__Texto extraído__
# ricochetear/quicar = rebotar?



## Gamen

Buenas tardes.
Estaba leyendo la letra de la canción "Titanium" de David Ghetta en la versión en portugués.
En la canción quien relata es una mujer. Ella dice que es fuerte como el titanio, que nada la hará caer y que las balas que pueda tirarle su pareja o novio le rebotan.

Me llamó la atención ver el verbo "ricochetar" que es francés (también se usa en inglés) y cuyo significado es "rebotar".

Doy el contexto (la traducción de la letra en portugués de un fragmento de la canción) y marco donde aparece el verbo "ricochetar".

Fui criticada, mas as suas balas *ricocheteiam*.
Você atira em mim, me derruba, mas eu [me] levanto.
Sou à prova de balas, não tenho nada a perder.
Atire, dispare.
*Ricocheteia* [a bala], mire, escolha seu alvo.

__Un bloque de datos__
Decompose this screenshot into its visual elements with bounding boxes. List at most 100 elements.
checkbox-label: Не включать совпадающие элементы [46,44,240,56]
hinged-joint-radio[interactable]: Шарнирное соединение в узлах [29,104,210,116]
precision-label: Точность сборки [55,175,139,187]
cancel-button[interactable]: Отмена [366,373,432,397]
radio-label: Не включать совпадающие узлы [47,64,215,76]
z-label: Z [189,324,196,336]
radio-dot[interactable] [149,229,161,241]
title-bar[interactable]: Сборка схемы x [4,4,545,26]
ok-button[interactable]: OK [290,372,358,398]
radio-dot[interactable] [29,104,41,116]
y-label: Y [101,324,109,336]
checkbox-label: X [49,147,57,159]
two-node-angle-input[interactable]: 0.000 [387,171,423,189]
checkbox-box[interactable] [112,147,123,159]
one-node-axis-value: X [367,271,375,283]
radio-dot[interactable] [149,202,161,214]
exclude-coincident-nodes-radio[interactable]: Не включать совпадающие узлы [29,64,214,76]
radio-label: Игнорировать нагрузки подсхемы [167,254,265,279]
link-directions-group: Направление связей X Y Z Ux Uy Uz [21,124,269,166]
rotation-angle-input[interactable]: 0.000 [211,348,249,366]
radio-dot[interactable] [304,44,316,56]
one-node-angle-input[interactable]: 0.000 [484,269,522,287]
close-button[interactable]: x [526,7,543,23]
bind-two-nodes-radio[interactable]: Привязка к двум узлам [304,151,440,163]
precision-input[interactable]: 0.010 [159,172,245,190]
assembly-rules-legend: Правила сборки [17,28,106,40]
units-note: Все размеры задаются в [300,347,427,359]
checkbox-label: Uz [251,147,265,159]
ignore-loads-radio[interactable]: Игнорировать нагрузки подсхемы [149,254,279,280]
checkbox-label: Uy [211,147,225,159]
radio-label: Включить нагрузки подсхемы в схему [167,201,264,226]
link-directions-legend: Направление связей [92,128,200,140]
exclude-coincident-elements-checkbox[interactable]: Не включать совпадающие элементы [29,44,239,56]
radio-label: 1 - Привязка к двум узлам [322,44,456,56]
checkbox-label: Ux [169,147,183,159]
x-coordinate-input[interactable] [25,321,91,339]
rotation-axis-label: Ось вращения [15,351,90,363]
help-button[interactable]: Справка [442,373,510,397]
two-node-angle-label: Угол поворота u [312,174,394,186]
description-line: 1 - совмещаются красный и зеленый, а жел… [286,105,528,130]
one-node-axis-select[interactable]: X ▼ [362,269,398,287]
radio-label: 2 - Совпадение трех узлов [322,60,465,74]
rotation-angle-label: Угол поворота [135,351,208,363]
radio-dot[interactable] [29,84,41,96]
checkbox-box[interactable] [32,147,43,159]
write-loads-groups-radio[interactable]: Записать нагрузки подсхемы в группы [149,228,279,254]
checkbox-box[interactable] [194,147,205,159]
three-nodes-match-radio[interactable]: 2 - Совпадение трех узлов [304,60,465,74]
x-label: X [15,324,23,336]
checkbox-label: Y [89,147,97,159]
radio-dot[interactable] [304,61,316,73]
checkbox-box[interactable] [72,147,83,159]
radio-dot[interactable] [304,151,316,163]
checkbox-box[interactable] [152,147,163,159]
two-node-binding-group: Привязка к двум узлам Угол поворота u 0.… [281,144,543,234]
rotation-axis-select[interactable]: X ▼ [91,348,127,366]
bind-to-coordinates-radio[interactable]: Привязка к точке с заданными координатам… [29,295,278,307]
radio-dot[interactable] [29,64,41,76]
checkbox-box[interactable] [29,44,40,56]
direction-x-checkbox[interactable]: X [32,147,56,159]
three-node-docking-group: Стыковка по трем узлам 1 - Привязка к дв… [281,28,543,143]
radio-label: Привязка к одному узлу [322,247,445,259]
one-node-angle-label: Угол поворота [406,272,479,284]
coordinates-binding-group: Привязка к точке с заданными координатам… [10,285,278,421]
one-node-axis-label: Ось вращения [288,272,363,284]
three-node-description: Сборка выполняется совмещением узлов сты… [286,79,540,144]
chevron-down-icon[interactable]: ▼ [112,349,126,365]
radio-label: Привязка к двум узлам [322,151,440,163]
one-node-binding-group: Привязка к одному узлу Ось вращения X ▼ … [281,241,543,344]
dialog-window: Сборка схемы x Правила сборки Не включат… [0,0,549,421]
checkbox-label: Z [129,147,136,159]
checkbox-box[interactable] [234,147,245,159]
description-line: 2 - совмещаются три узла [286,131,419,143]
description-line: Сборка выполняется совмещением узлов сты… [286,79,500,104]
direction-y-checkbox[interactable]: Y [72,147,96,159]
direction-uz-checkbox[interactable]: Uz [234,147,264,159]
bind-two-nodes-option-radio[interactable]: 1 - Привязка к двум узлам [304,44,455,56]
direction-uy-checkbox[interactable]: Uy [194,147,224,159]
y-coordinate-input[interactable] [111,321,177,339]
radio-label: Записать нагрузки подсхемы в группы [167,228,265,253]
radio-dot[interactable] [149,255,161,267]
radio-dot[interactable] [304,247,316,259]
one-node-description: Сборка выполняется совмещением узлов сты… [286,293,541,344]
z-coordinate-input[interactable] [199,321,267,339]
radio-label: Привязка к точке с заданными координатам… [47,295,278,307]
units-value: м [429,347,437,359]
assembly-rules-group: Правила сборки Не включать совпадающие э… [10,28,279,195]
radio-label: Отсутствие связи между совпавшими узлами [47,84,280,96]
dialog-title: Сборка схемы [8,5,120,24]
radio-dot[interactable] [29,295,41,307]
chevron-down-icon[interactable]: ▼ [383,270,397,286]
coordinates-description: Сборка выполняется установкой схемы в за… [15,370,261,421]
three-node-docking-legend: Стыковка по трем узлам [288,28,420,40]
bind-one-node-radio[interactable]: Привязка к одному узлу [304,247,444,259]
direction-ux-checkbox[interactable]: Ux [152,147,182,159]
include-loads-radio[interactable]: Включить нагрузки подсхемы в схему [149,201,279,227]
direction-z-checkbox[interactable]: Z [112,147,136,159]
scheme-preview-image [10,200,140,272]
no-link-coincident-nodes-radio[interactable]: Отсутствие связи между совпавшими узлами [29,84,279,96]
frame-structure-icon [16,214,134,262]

__Problema breve A__
Traduce al inglés esta oración del hilo sobre el verbo "ricochetar": "Sou à prova de balas, não tenho nada a perder."
__Problema breve B__
En el hilo sobre el verbo "ricochetar", sustituye "balas" por "piedras" y reproduce todo el tramo desde "Me llamó la" hasta "nada a perder.".
__Problema breve C__
Según el hilo sobre el verbo "ricochetar", ¿de qué idioma es ese verbo?
Las líneas no guardan relación con el hilo.

__Respuesta correcta A__
I am bulletproof, I have nothing to lose.

__Respuesta correcta B__
Me llamó la atención ver el verbo "ricochetar" que es francés (también se usa en inglés) y cuyo significado es "rebotar".

Doy el contexto (la traducción de la letra en portugués de un fragmento de la canción) y marco donde aparece el verbo "ricochetar".

Fui criticada, mas as suas piedras *ricocheteiam*.
Você atira em mim, me derruba, mas eu [me] levanto.
Sou à prova de piedras, não tenho nada a perder.

__Respuesta correcta C__
Es francés.